(Collection entries)
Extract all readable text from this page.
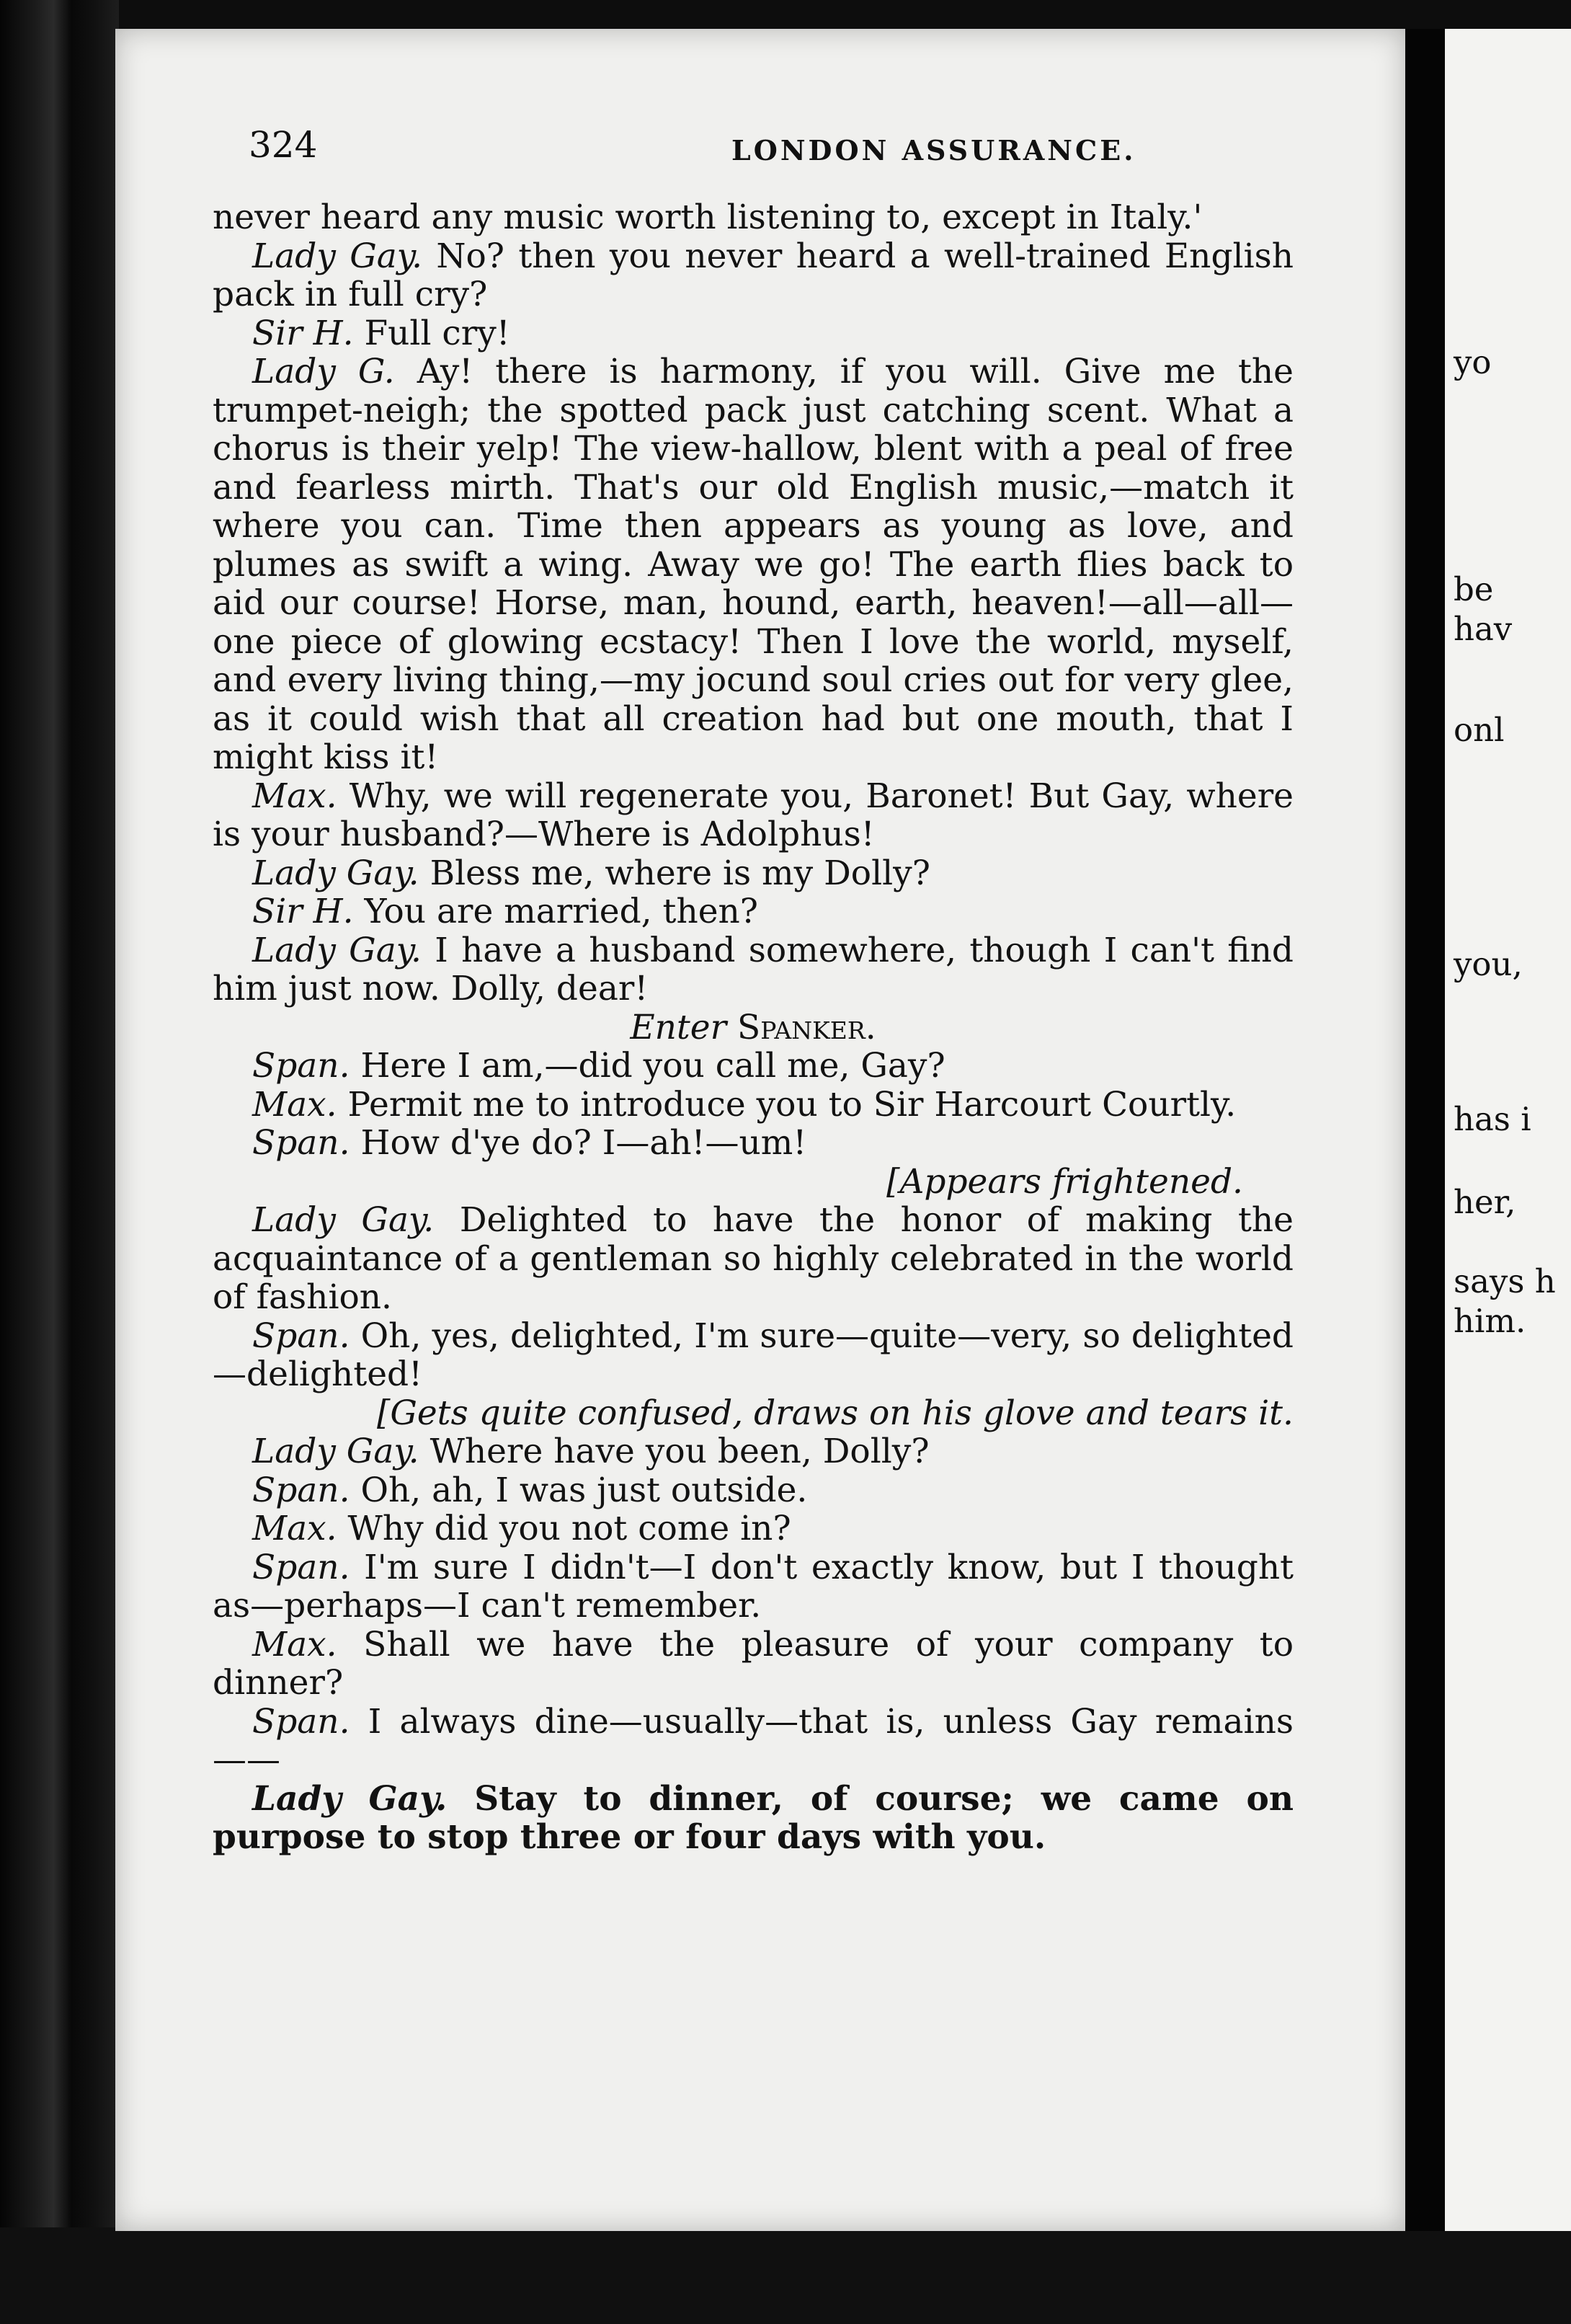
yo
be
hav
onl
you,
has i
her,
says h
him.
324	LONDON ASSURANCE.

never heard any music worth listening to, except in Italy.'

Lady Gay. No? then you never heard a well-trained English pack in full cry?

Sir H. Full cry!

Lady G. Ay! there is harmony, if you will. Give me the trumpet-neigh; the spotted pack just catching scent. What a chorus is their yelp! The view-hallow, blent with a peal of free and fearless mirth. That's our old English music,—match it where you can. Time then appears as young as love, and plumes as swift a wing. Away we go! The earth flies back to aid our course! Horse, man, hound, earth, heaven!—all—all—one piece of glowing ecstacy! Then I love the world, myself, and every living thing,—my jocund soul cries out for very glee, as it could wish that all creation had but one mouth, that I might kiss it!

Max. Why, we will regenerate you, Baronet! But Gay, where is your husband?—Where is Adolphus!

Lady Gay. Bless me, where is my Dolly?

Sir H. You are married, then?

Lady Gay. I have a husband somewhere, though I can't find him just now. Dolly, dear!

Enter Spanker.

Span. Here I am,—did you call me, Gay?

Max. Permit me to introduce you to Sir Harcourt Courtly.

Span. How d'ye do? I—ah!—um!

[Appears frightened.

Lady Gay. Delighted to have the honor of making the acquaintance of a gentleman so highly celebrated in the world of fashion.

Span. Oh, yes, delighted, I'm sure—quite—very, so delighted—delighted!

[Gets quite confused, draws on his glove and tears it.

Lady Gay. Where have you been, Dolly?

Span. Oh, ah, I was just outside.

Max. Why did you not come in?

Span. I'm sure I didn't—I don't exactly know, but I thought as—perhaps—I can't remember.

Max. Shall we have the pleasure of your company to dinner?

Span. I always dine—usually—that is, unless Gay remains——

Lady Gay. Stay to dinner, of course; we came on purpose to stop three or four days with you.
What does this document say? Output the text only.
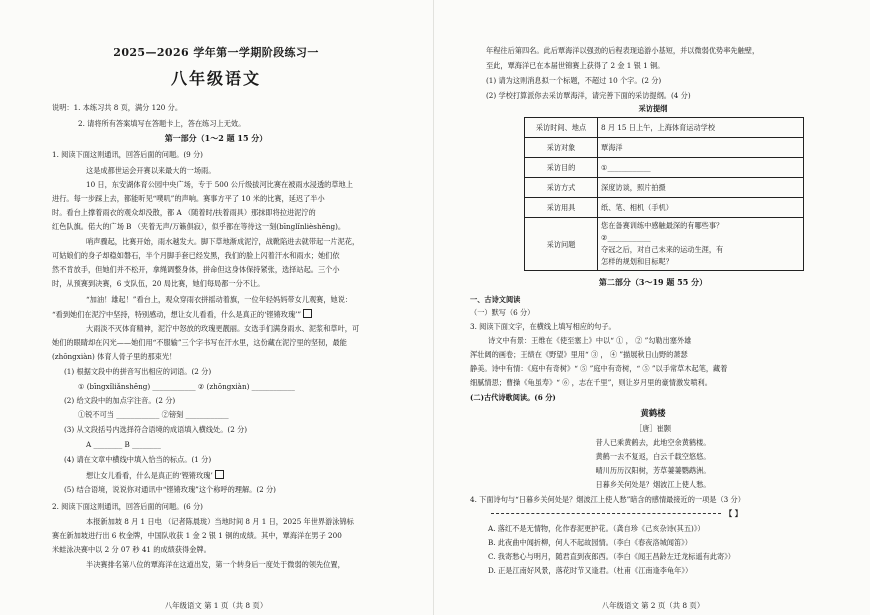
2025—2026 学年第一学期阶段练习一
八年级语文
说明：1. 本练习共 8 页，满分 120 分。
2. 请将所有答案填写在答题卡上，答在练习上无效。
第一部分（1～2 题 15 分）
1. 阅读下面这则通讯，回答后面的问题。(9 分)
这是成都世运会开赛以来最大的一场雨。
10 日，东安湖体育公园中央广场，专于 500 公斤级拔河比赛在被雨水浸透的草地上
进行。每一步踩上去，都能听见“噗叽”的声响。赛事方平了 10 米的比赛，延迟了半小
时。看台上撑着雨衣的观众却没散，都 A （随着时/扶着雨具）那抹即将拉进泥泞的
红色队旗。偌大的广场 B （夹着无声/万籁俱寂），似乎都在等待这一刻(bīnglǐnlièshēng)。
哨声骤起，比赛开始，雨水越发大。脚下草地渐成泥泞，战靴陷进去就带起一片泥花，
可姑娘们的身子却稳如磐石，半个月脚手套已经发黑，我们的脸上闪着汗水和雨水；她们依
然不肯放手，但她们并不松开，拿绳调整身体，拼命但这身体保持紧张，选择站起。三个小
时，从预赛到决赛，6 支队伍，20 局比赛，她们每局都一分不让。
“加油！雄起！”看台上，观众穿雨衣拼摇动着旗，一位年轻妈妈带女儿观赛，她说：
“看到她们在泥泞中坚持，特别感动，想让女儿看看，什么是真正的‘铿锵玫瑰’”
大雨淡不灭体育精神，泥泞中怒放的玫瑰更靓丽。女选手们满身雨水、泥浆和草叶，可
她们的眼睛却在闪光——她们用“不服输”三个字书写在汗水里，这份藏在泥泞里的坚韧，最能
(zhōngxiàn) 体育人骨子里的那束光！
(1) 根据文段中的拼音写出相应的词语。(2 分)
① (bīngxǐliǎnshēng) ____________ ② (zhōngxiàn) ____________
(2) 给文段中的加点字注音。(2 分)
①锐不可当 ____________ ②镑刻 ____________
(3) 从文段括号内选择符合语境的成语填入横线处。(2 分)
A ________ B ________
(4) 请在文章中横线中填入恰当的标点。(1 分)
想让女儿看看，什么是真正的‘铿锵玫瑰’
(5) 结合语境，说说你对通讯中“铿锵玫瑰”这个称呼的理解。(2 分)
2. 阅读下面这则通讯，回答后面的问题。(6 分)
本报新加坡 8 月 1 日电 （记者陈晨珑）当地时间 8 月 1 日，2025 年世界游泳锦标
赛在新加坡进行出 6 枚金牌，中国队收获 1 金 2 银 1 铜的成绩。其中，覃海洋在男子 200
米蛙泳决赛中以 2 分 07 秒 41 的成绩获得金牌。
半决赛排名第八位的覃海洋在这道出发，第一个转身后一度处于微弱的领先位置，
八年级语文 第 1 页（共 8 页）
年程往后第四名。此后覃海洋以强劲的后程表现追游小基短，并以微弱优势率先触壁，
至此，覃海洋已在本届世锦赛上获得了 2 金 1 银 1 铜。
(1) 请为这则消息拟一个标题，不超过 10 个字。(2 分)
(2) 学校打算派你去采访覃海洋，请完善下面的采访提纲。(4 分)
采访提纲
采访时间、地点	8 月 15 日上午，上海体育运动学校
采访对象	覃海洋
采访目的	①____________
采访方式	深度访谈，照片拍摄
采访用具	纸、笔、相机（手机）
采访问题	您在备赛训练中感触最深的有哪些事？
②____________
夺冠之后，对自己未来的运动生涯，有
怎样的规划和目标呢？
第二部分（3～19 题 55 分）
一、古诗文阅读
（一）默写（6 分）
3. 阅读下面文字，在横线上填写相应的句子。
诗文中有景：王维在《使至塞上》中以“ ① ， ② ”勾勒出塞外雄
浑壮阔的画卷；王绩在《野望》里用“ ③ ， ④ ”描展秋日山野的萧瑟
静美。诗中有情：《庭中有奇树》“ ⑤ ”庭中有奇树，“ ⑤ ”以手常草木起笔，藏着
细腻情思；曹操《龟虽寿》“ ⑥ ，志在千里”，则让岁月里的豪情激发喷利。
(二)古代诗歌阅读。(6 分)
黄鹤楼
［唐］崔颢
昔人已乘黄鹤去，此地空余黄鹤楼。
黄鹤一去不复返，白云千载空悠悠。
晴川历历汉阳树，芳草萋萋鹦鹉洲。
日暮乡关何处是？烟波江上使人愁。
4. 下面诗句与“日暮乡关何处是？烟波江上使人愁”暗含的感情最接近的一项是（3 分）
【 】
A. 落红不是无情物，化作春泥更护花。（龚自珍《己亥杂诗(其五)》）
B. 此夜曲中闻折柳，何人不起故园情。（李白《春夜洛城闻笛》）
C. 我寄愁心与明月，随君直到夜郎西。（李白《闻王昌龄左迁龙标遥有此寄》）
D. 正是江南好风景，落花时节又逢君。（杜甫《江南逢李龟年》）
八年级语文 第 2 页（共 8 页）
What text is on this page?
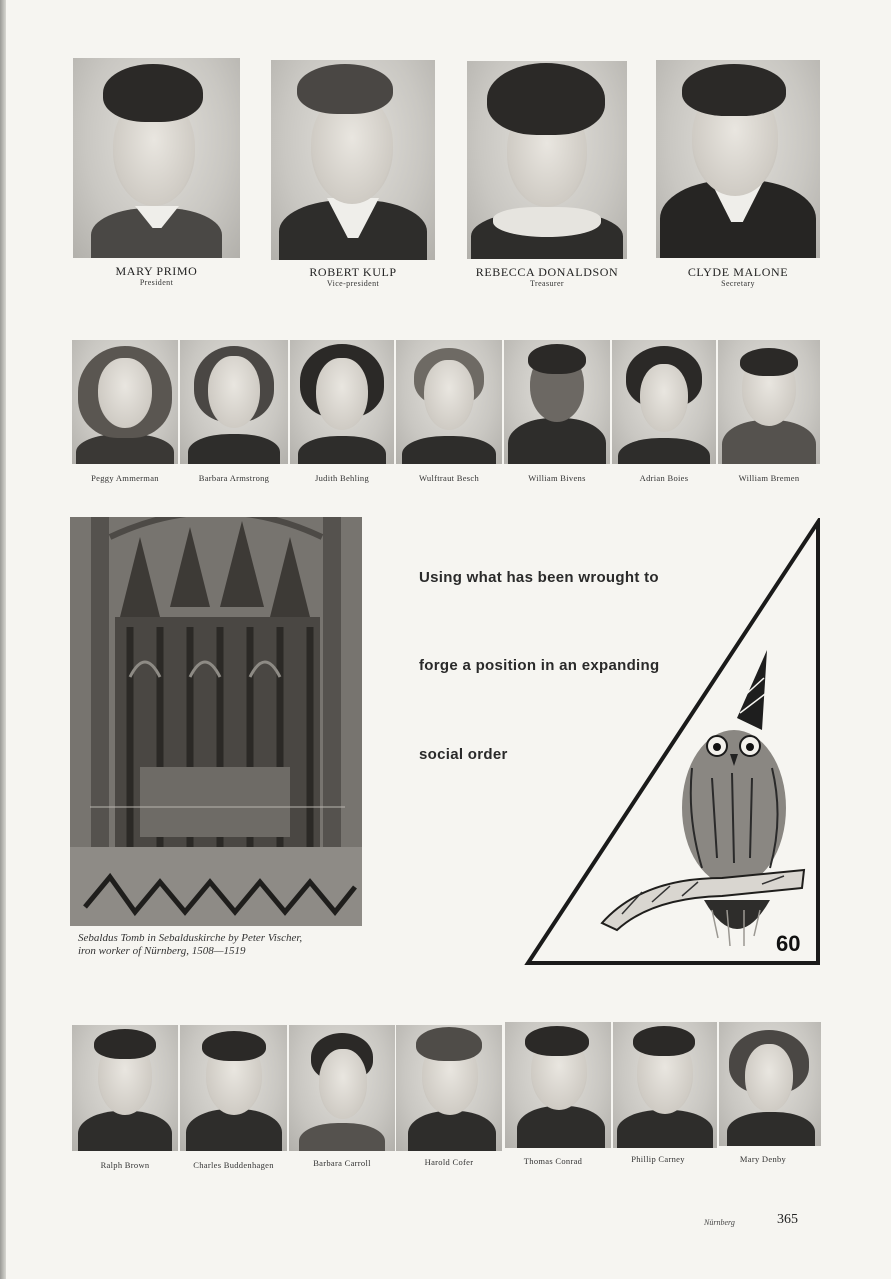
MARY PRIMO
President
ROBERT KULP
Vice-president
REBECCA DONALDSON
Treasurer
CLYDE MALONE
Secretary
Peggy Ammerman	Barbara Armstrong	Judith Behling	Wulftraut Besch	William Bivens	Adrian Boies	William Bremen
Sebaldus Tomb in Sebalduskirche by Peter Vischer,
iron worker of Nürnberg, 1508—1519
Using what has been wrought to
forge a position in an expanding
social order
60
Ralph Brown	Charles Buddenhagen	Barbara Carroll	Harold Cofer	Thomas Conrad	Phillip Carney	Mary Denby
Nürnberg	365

> _PROBLEM DESCRIPTION_
Extract every line of the data exactly; pictures stay out.

> _RESULT FOR THIS EXERCISE_
Extract all readable text from this page.
yo
be
hav
onl
you,
has i
her,
says h
him.
324	LONDON ASSURANCE.

never heard any music worth listening to, except in Italy.'

Lady Gay. No? then you never heard a well-trained English pack in full cry?

Sir H. Full cry!

Lady G. Ay! there is harmony, if you will. Give me the trumpet-neigh; the spotted pack just catching scent. What a chorus is their yelp! The view-hallow, blent with a peal of free and fearless mirth. That's our old English music,—match it where you can. Time then appears as young as love, and plumes as swift a wing. Away we go! The earth flies back to aid our course! Horse, man, hound, earth, heaven!—all—all—one piece of glowing ecstacy! Then I love the world, myself, and every living thing,—my jocund soul cries out for very glee, as it could wish that all creation had but one mouth, that I might kiss it!

Max. Why, we will regenerate you, Baronet! But Gay, where is your husband?—Where is Adolphus!

Lady Gay. Bless me, where is my Dolly?

Sir H. You are married, then?

Lady Gay. I have a husband somewhere, though I can't find him just now. Dolly, dear!

Enter Spanker.

Span. Here I am,—did you call me, Gay?

Max. Permit me to introduce you to Sir Harcourt Courtly.

Span. How d'ye do? I—ah!—um!

[Appears frightened.

Lady Gay. Delighted to have the honor of making the acquaintance of a gentleman so highly celebrated in the world of fashion.

Span. Oh, yes, delighted, I'm sure—quite—very, so delighted—delighted!

[Gets quite confused, draws on his glove and tears it.

Lady Gay. Where have you been, Dolly?

Span. Oh, ah, I was just outside.

Max. Why did you not come in?

Span. I'm sure I didn't—I don't exactly know, but I thought as—perhaps—I can't remember.

Max. Shall we have the pleasure of your company to dinner?

Span. I always dine—usually—that is, unless Gay remains——

Lady Gay. Stay to dinner, of course; we came on purpose to stop three or four days with you.
What does this document say? Output the text only.
2025—2026 学年第一学期阶段练习一
八年级语文
说明：1. 本练习共 8 页，满分 120 分。
2. 请将所有答案填写在答题卡上，答在练习上无效。
第一部分（1～2 题 15 分）
1. 阅读下面这则通讯，回答后面的问题。(9 分)
这是成都世运会开赛以来最大的一场雨。
10 日，东安湖体育公园中央广场，专于 500 公斤级拔河比赛在被雨水浸透的草地上
进行。每一步踩上去，都能听见“噗叽”的声响。赛事方平了 10 米的比赛，延迟了半小
时。看台上撑着雨衣的观众却没散，都 A （随着时/扶着雨具）那抹即将拉进泥泞的
红色队旗。偌大的广场 B （夹着无声/万籁俱寂），似乎都在等待这一刻(bīnglǐnlièshēng)。
哨声骤起，比赛开始，雨水越发大。脚下草地渐成泥泞，战靴陷进去就带起一片泥花，
可姑娘们的身子却稳如磐石，半个月脚手套已经发黑，我们的脸上闪着汗水和雨水；她们依
然不肯放手，但她们并不松开，拿绳调整身体，拼命但这身体保持紧张，选择站起。三个小
时，从预赛到决赛，6 支队伍，20 局比赛，她们每局都一分不让。
“加油！雄起！”看台上，观众穿雨衣拼摇动着旗，一位年轻妈妈带女儿观赛，她说：
“看到她们在泥泞中坚持，特别感动，想让女儿看看，什么是真正的‘铿锵玫瑰’”
大雨淡不灭体育精神，泥泞中怒放的玫瑰更靓丽。女选手们满身雨水、泥浆和草叶，可
她们的眼睛却在闪光——她们用“不服输”三个字书写在汗水里，这份藏在泥泞里的坚韧，最能
(zhōngxiàn) 体育人骨子里的那束光！
(1) 根据文段中的拼音写出相应的词语。(2 分)
① (bīngxǐliǎnshēng) ____________ ② (zhōngxiàn) ____________
(2) 给文段中的加点字注音。(2 分)
①锐不可当 ____________ ②镑刻 ____________
(3) 从文段括号内选择符合语境的成语填入横线处。(2 分)
A ________ B ________
(4) 请在文章中横线中填入恰当的标点。(1 分)
想让女儿看看，什么是真正的‘铿锵玫瑰’
(5) 结合语境，说说你对通讯中“铿锵玫瑰”这个称呼的理解。(2 分)
2. 阅读下面这则通讯，回答后面的问题。(6 分)
本报新加坡 8 月 1 日电 （记者陈晨珑）当地时间 8 月 1 日，2025 年世界游泳锦标
赛在新加坡进行出 6 枚金牌，中国队收获 1 金 2 银 1 铜的成绩。其中，覃海洋在男子 200
米蛙泳决赛中以 2 分 07 秒 41 的成绩获得金牌。
半决赛排名第八位的覃海洋在这道出发，第一个转身后一度处于微弱的领先位置，
八年级语文 第 1 页（共 8 页）
年程往后第四名。此后覃海洋以强劲的后程表现追游小基短，并以微弱优势率先触壁，
至此，覃海洋已在本届世锦赛上获得了 2 金 1 银 1 铜。
(1) 请为这则消息拟一个标题，不超过 10 个字。(2 分)
(2) 学校打算派你去采访覃海洋，请完善下面的采访提纲。(4 分)
采访提纲
采访时间、地点	8 月 15 日上午，上海体育运动学校
采访对象	覃海洋
采访目的	①____________
采访方式	深度访谈，照片拍摄
采访用具	纸、笔、相机（手机）
采访问题	您在备赛训练中感触最深的有哪些事？
②____________
夺冠之后，对自己未来的运动生涯，有
怎样的规划和目标呢？
第二部分（3～19 题 55 分）
一、古诗文阅读
（一）默写（6 分）
3. 阅读下面文字，在横线上填写相应的句子。
诗文中有景：王维在《使至塞上》中以“ ① ， ② ”勾勒出塞外雄
浑壮阔的画卷；王绩在《野望》里用“ ③ ， ④ ”描展秋日山野的萧瑟
静美。诗中有情：《庭中有奇树》“ ⑤ ”庭中有奇树，“ ⑤ ”以手常草木起笔，藏着
细腻情思；曹操《龟虽寿》“ ⑥ ，志在千里”，则让岁月里的豪情激发喷利。
(二)古代诗歌阅读。(6 分)
黄鹤楼
［唐］崔颢
昔人已乘黄鹤去，此地空余黄鹤楼。
黄鹤一去不复返，白云千载空悠悠。
晴川历历汉阳树，芳草萋萋鹦鹉洲。
日暮乡关何处是？烟波江上使人愁。
4. 下面诗句与“日暮乡关何处是？烟波江上使人愁”暗含的感情最接近的一项是（3 分）
【 】
A. 落红不是无情物，化作春泥更护花。（龚自珍《己亥杂诗(其五)》）
B. 此夜曲中闻折柳，何人不起故园情。（李白《春夜洛城闻笛》）
C. 我寄愁心与明月，随君直到夜郎西。（李白《闻王昌龄左迁龙标遥有此寄》）
D. 正是江南好风景，落花时节又逢君。（杜甫《江南逢李龟年》）
八年级语文 第 2 页（共 8 页）
What text is on this page?
MARY PRIMO
President
ROBERT KULP
Vice-president
REBECCA DONALDSON
Treasurer
CLYDE MALONE
Secretary
Peggy Ammerman	Barbara Armstrong	Judith Behling	Wulftraut Besch	William Bivens	Adrian Boies	William Bremen
Sebaldus Tomb in Sebalduskirche by Peter Vischer,
iron worker of Nürnberg, 1508—1519
Using what has been wrought to
forge a position in an expanding
social order
60
Ralph Brown	Charles Buddenhagen	Barbara Carroll	Harold Cofer	Thomas Conrad	Phillip Carney	Mary Denby
Nürnberg	365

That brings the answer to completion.